=== SUPPLIED RECORDS ===

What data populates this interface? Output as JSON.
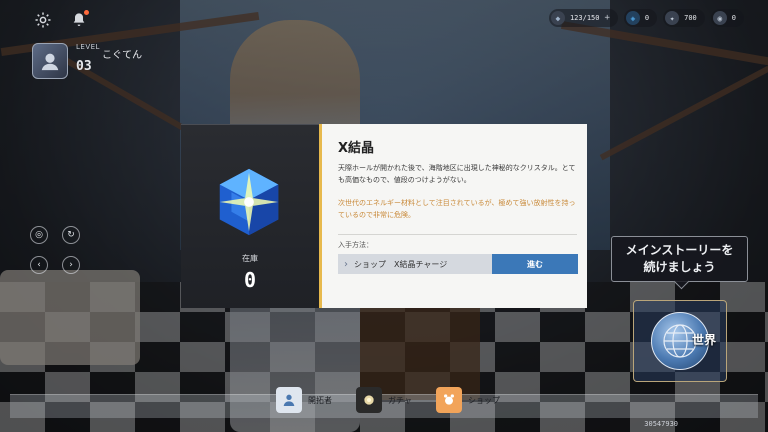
{
  "player": {
    "level_label": "LEVEL",
    "level": "03",
    "name": "こぐてん"
  },
  "resources": [
    {
      "icon": "stamina-icon",
      "value": "123/150",
      "color": "#9fb2c9"
    },
    {
      "icon": "crystal-icon",
      "value": "0",
      "color": "#4fa3e0"
    },
    {
      "icon": "feather-icon",
      "value": "700",
      "color": "#c7d1dc"
    },
    {
      "icon": "coin-icon",
      "value": "0",
      "color": "#b8c2cf"
    }
  ],
  "item_modal": {
    "title": "X結晶",
    "description": "天際ホールが開かれた後で、海階地区に出現した神秘的なクリスタル。とても高価なもので、値段のつけようがない。",
    "note": "次世代のエネルギー材料として注目されているが、極めて強い放射性を持っているので非常に危険。",
    "obtain_label": "入手方法：",
    "route_text": "ショップ　X結晶チャージ",
    "go_label": "進む",
    "stock_label": "在庫",
    "stock_value": "0",
    "accent": "#e7b94d",
    "button_color": "#3b78b8"
  },
  "story_prompt": {
    "line1": "メインストーリーを",
    "line2": "続けましょう"
  },
  "world": {
    "label": "世界"
  },
  "bottom_nav": [
    {
      "icon": "profile-icon",
      "label": "開拓者"
    },
    {
      "icon": "gacha-icon",
      "label": "ガチャ"
    },
    {
      "icon": "shop-icon",
      "label": "ショップ"
    }
  ],
  "uid": "30547930"
}
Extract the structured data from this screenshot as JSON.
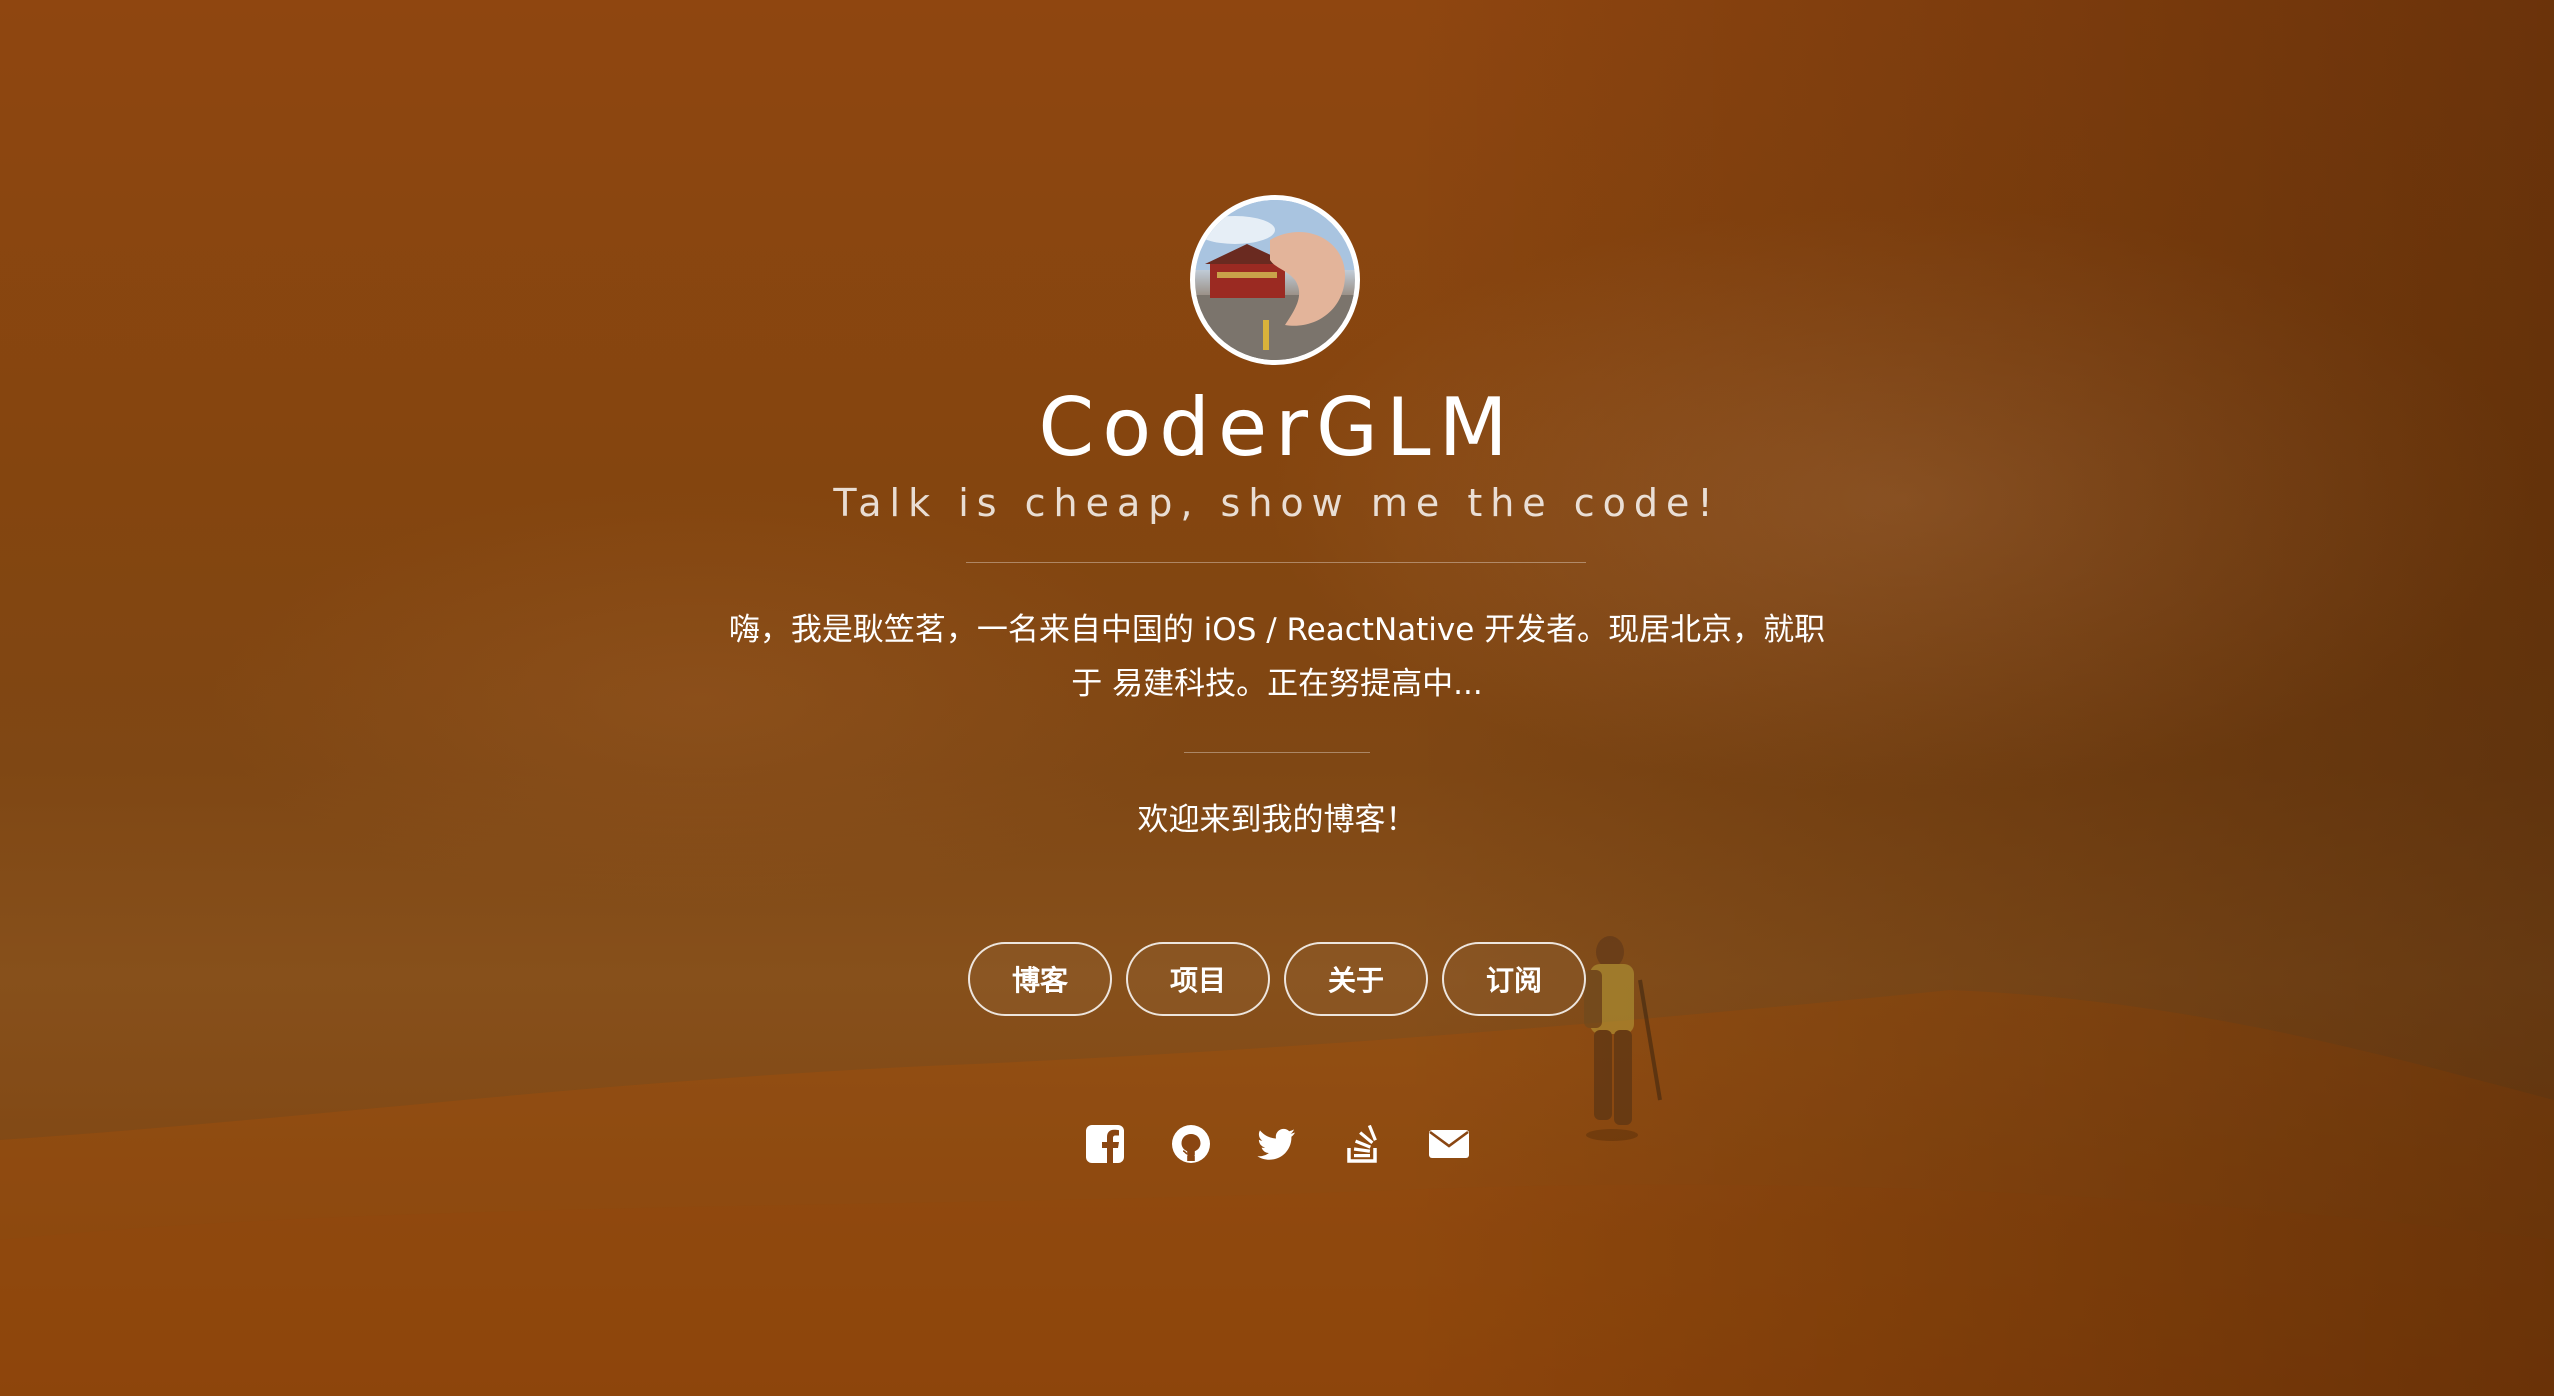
{
  "profile": {
    "name": "CoderGLM",
    "tagline": "Talk is cheap, show me the code!",
    "intro": "嗨，我是耿笠茗，一名来自中国的 iOS / ReactNative 开发者。现居北京，就职于 易建科技。正在努提高中...",
    "welcome": "欢迎来到我的博客！"
  },
  "nav": {
    "items": [
      {
        "label": "博客"
      },
      {
        "label": "项目"
      },
      {
        "label": "关于"
      },
      {
        "label": "订阅"
      }
    ]
  },
  "social": {
    "icons": [
      "facebook-icon",
      "github-icon",
      "twitter-icon",
      "stackoverflow-icon",
      "email-icon"
    ]
  },
  "colors": {
    "background": "#8a4612",
    "text": "#ffffff"
  }
}
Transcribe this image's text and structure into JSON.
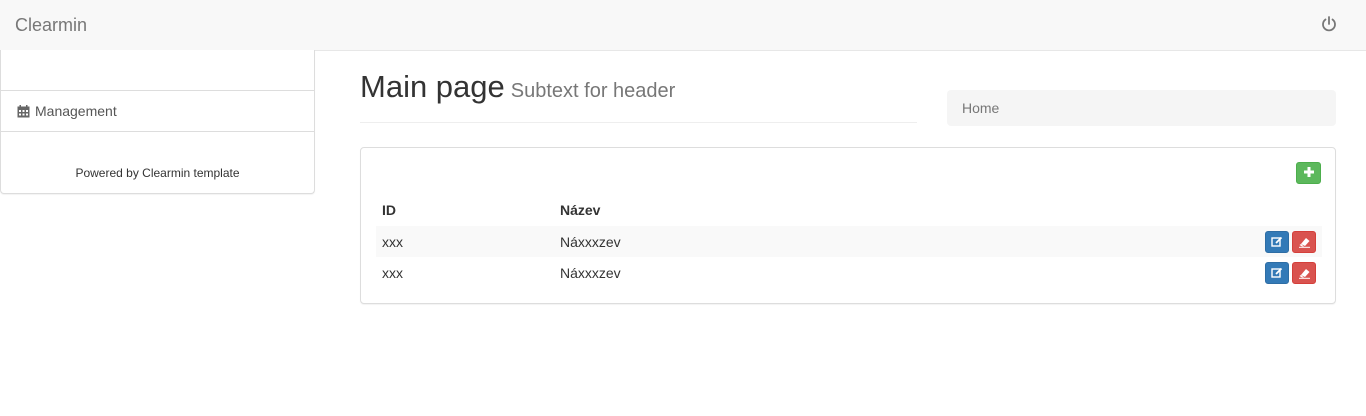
{
  "navbar": {
    "brand": "Clearmin",
    "power_icon": "power-icon"
  },
  "sidebar": {
    "items": [
      {
        "label": "Management",
        "icon": "calendar-icon"
      }
    ],
    "footer": "Powered by Clearmin template"
  },
  "header": {
    "title": "Main page",
    "subtitle": "Subtext for header"
  },
  "breadcrumb": {
    "items": [
      "Home"
    ]
  },
  "table": {
    "columns": [
      "ID",
      "Název"
    ],
    "rows": [
      {
        "id": "xxx",
        "name": "Náxxxzev"
      },
      {
        "id": "xxx",
        "name": "Náxxxzev"
      }
    ]
  },
  "colors": {
    "add": "#5cb85c",
    "edit": "#337ab7",
    "delete": "#d9534f"
  }
}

===

▶ WHAT TO WORK ON
Select every line in the material above where the string "header" occurs, and copy it.

▶ EXERCISE SOLUTION
  "header": {
    "subtitle": "Subtext for header"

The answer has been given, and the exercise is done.